>>>>
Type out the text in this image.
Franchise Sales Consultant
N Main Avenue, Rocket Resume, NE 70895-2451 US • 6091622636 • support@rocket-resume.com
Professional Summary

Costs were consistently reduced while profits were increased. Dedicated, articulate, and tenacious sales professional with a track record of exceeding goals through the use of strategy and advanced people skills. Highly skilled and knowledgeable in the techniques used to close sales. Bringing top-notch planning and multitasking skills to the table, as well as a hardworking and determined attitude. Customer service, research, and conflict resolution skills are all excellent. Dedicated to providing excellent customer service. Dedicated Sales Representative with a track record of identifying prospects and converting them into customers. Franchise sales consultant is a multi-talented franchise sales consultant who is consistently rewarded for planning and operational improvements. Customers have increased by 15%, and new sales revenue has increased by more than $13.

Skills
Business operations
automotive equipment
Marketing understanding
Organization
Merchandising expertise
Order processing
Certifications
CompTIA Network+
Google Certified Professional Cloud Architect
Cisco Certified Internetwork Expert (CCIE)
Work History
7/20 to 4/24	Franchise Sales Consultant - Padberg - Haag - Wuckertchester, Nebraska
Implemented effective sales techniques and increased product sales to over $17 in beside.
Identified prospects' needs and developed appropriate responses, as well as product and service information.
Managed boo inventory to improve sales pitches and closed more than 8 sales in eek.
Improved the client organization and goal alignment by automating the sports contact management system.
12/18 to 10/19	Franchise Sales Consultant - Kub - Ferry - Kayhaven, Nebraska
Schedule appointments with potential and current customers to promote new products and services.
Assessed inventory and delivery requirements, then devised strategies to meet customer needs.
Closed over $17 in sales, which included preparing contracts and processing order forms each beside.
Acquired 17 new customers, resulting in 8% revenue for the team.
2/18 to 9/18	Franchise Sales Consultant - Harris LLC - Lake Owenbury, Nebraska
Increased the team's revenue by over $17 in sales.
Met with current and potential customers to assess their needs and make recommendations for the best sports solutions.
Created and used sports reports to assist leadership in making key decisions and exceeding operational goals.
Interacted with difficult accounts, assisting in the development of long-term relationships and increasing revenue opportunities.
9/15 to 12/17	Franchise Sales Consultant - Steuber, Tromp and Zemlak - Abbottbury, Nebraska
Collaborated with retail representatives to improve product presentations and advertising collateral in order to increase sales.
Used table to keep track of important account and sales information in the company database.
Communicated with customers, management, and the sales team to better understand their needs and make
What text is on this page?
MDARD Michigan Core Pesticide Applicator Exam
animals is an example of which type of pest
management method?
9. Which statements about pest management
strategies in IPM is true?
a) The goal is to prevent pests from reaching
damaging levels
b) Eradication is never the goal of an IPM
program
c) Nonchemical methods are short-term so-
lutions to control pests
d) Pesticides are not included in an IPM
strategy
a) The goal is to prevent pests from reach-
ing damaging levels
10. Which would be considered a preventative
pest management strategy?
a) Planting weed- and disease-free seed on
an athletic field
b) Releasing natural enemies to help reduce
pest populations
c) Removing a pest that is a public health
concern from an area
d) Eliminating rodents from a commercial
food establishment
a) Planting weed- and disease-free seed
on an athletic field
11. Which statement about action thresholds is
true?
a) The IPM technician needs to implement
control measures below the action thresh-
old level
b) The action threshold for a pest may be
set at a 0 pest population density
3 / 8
<<<<
§ **Problem statement**: Write down every line of the data above that includes the string "control".

§ **Complete output**:
lutions to control pests
control measures below the action thresh-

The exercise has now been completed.